◆ Task prompt:
Reproduce the records below exactly as they appear, omitting any pictures they contain.

— Begin —

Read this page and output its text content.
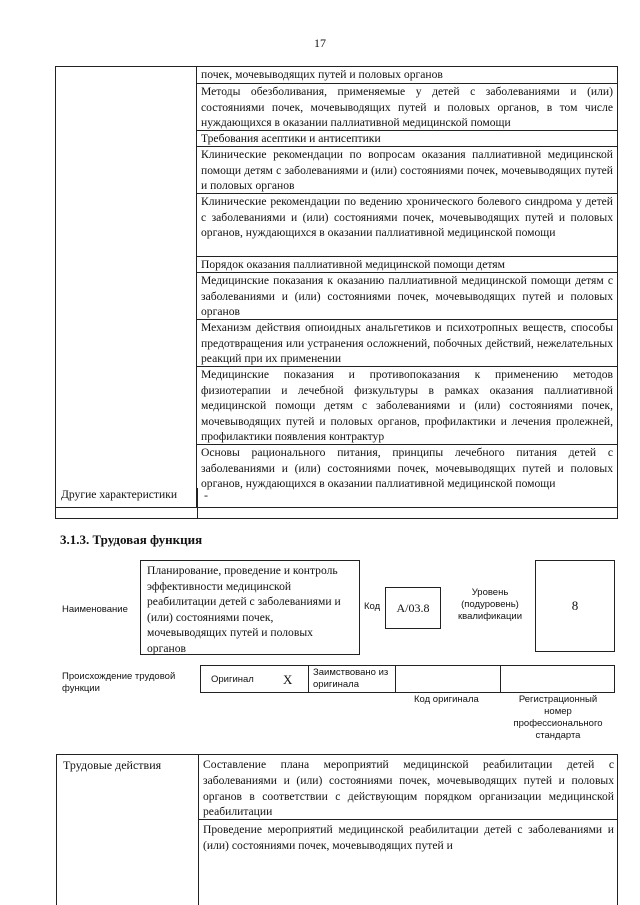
17
почек, мочевыводящих путей и половых органов
Методы обезболивания, применяемые у детей с заболеваниями и (или) состояниями почек, мочевыводящих путей и половых органов, в том числе нуждающихся в оказании паллиативной медицинской помощи
Требования асептики и антисептики
Клинические рекомендации по вопросам оказания паллиативной медицинской помощи детям с заболеваниями и (или) состояниями почек, мочевыводящих путей и половых органов
Клинические рекомендации по ведению хронического болевого синдрома у детей с заболеваниями и (или) состояниями почек, мочевыводящих путей и половых органов, нуждающихся в оказании паллиативной медицинской помощи
Порядок оказания паллиативной медицинской помощи детям
Медицинские показания к оказанию паллиативной медицинской помощи детям с заболеваниями и (или) состояниями почек, мочевыводящих путей и половых органов
Механизм действия опиоидных анальгетиков и психотропных веществ, способы предотвращения или устранения осложнений, побочных действий, нежелательных реакций при их применении
Медицинские показания и противопоказания к применению методов физиотерапии и лечебной физкультуры в рамках оказания паллиативной медицинской помощи детям с заболеваниями и (или) состояниями почек, мочевыводящих путей и половых органов, профилактики и лечения пролежней, профилактики появления контрактур
Основы рационального питания, принципы лечебного питания детей с заболеваниями и (или) состояниями почек, мочевыводящих путей и половых органов, нуждающихся в оказании паллиативной медицинской помощи
Другие характеристики	-
3.1.3. Трудовая функция
Наименование
Планирование, проведение и контроль эффективности медицинской реабилитации детей с заболеваниями и (или) состояниями почек, мочевыводящих путей и половых органов
Код	А/03.8
Уровень (подуровень) квалификации
8
Происхождение трудовой функции
Оригинал X Заимствовано из оригинала
Код оригинала	Регистрационный номер профессионального стандарта
Трудовые действия	Составление плана мероприятий медицинской реабилитации детей с заболеваниями и (или) состояниями почек, мочевыводящих путей и половых органов в соответствии с действующим порядком организации медицинской реабилитации
Проведение мероприятий медицинской реабилитации детей с заболеваниями и (или) состояниями почек, мочевыводящих путей и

— End —

◆ Result below:
Read this page and output its text content.
17
почек, мочевыводящих путей и половых органов
Методы обезболивания, применяемые у детей с заболеваниями и (или) состояниями почек, мочевыводящих путей и половых органов, в том числе нуждающихся в оказании паллиативной медицинской помощи
Требования асептики и антисептики
Клинические рекомендации по вопросам оказания паллиативной медицинской помощи детям с заболеваниями и (или) состояниями почек, мочевыводящих путей и половых органов
Клинические рекомендации по ведению хронического болевого синдрома у детей с заболеваниями и (или) состояниями почек, мочевыводящих путей и половых органов, нуждающихся в оказании паллиативной медицинской помощи
Порядок оказания паллиативной медицинской помощи детям
Медицинские показания к оказанию паллиативной медицинской помощи детям с заболеваниями и (или) состояниями почек, мочевыводящих путей и половых органов
Механизм действия опиоидных анальгетиков и психотропных веществ, способы предотвращения или устранения осложнений, побочных действий, нежелательных реакций при их применении
Медицинские показания и противопоказания к применению методов физиотерапии и лечебной физкультуры в рамках оказания паллиативной медицинской помощи детям с заболеваниями и (или) состояниями почек, мочевыводящих путей и половых органов, профилактики и лечения пролежней, профилактики появления контрактур
Основы рационального питания, принципы лечебного питания детей с заболеваниями и (или) состояниями почек, мочевыводящих путей и половых органов, нуждающихся в оказании паллиативной медицинской помощи
Другие характеристики	-
3.1.3. Трудовая функция
Наименование
Планирование, проведение и контроль эффективности медицинской реабилитации детей с заболеваниями и (или) состояниями почек, мочевыводящих путей и половых органов
Код	А/03.8
Уровень (подуровень) квалификации
8
Происхождение трудовой функции
Оригинал X Заимствовано из оригинала
Код оригинала	Регистрационный номер профессионального стандарта
Трудовые действия	Составление плана мероприятий медицинской реабилитации детей с заболеваниями и (или) состояниями почек, мочевыводящих путей и половых органов в соответствии с действующим порядком организации медицинской реабилитации
Проведение мероприятий медицинской реабилитации детей с заболеваниями и (или) состояниями почек, мочевыводящих путей и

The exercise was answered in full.